:: The problem ::
Check every line of the entries for "content", and copy the lines that hold it.

:: Supplied material ::
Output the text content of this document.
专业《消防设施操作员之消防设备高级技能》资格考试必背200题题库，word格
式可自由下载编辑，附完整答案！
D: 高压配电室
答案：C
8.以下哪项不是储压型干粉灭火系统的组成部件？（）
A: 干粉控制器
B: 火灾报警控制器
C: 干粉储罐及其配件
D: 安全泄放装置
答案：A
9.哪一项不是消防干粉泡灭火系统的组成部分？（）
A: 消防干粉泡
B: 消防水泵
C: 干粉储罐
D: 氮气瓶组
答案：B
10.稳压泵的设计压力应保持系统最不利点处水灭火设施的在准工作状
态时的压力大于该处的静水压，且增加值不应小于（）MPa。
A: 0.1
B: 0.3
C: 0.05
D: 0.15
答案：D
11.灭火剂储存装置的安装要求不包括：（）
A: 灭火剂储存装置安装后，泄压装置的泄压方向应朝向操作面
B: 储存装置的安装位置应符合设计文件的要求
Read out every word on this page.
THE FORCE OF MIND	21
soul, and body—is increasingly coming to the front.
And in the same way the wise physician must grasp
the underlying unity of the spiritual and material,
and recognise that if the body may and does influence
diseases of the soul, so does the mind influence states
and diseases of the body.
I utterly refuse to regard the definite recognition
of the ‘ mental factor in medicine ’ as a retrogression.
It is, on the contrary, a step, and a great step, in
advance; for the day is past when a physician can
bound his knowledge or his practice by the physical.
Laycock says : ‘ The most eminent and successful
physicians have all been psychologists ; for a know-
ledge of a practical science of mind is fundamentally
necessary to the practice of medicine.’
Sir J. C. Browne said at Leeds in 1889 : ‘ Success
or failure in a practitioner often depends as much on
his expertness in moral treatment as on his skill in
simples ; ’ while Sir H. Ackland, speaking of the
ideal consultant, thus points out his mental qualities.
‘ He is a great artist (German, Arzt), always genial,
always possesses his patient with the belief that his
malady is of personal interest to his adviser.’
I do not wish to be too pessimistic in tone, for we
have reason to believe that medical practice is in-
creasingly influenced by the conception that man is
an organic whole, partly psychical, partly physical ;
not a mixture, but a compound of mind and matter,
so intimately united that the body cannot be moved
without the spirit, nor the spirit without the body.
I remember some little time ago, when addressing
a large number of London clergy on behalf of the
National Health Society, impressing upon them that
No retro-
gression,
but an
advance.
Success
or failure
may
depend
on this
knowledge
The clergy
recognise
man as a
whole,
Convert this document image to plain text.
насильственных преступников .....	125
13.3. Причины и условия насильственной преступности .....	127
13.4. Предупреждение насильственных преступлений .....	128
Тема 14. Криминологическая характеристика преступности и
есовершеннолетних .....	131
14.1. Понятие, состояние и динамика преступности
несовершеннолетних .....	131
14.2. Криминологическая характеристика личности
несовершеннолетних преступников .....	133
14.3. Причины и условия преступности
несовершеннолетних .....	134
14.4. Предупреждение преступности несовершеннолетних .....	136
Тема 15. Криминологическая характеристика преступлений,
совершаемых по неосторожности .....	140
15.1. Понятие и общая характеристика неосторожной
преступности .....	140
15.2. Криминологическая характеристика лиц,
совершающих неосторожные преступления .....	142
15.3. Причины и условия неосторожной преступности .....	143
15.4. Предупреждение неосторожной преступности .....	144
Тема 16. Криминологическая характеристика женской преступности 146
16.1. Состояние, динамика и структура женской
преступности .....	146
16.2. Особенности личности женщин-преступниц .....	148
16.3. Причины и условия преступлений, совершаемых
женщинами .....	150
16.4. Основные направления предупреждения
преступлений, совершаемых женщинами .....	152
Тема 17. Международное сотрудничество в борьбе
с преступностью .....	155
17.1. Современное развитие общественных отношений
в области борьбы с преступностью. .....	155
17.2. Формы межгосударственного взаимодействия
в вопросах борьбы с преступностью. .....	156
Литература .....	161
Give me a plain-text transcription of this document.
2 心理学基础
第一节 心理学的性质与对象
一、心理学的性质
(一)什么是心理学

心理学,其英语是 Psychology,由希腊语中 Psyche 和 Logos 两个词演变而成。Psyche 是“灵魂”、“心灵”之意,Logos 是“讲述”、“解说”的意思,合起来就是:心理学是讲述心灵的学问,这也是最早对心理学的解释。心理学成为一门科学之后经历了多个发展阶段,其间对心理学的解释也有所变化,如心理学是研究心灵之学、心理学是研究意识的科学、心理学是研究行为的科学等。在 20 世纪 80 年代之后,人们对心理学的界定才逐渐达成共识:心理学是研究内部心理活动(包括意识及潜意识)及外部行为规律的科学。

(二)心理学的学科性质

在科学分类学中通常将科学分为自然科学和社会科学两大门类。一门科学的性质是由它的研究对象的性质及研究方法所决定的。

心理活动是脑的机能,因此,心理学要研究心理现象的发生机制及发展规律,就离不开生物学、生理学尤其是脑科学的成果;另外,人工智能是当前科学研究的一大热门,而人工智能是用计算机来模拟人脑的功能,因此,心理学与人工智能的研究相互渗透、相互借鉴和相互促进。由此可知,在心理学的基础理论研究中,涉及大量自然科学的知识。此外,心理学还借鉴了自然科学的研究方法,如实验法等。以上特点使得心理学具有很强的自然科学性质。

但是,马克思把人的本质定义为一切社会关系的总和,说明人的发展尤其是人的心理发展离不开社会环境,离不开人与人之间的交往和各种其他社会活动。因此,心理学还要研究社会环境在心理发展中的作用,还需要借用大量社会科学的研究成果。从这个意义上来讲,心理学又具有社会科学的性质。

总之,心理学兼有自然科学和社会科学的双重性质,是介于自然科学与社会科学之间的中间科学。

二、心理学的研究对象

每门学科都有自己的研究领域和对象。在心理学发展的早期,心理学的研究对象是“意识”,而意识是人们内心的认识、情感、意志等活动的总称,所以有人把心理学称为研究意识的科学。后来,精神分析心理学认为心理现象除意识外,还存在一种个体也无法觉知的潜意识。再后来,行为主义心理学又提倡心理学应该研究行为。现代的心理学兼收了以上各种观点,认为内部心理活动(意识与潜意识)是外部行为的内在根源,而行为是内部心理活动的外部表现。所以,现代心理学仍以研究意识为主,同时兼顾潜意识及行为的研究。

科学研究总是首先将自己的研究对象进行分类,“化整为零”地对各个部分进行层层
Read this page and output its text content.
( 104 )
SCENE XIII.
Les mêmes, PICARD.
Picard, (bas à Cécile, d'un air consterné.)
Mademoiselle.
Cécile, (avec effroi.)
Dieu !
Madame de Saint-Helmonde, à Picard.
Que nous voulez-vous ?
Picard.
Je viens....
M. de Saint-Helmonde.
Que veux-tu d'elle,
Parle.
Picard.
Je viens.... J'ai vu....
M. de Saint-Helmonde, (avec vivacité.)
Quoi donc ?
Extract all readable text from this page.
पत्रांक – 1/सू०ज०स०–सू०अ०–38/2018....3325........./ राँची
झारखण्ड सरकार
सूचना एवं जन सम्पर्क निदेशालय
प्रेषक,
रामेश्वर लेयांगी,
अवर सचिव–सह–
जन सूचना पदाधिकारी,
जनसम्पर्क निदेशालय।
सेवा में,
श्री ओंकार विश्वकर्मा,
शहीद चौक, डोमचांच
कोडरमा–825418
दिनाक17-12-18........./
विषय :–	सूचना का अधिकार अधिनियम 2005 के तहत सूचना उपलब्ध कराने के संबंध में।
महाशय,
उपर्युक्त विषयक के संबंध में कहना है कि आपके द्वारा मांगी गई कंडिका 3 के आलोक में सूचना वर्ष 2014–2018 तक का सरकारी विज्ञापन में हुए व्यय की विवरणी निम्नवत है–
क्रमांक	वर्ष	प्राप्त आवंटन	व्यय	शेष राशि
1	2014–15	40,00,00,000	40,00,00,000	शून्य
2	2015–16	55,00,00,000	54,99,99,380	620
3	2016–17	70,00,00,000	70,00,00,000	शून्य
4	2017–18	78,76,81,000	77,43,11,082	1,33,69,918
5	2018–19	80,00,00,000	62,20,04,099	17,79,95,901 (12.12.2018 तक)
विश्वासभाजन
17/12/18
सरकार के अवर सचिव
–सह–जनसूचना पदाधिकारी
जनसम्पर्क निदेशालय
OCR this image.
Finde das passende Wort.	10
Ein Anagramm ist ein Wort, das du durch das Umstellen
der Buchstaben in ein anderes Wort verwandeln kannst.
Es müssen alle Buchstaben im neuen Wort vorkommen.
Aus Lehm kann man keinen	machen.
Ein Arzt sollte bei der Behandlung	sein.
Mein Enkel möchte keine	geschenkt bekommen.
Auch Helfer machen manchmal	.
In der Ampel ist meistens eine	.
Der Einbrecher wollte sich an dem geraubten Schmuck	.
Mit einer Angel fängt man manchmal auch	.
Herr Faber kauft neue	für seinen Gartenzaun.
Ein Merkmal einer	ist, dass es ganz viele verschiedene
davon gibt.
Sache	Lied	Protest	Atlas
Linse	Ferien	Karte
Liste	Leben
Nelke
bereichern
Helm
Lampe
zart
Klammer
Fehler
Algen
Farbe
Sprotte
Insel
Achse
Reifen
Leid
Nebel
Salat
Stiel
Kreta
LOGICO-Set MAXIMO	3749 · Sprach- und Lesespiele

:: The result ::
Output the text content of this document.
Read this page and output its text content.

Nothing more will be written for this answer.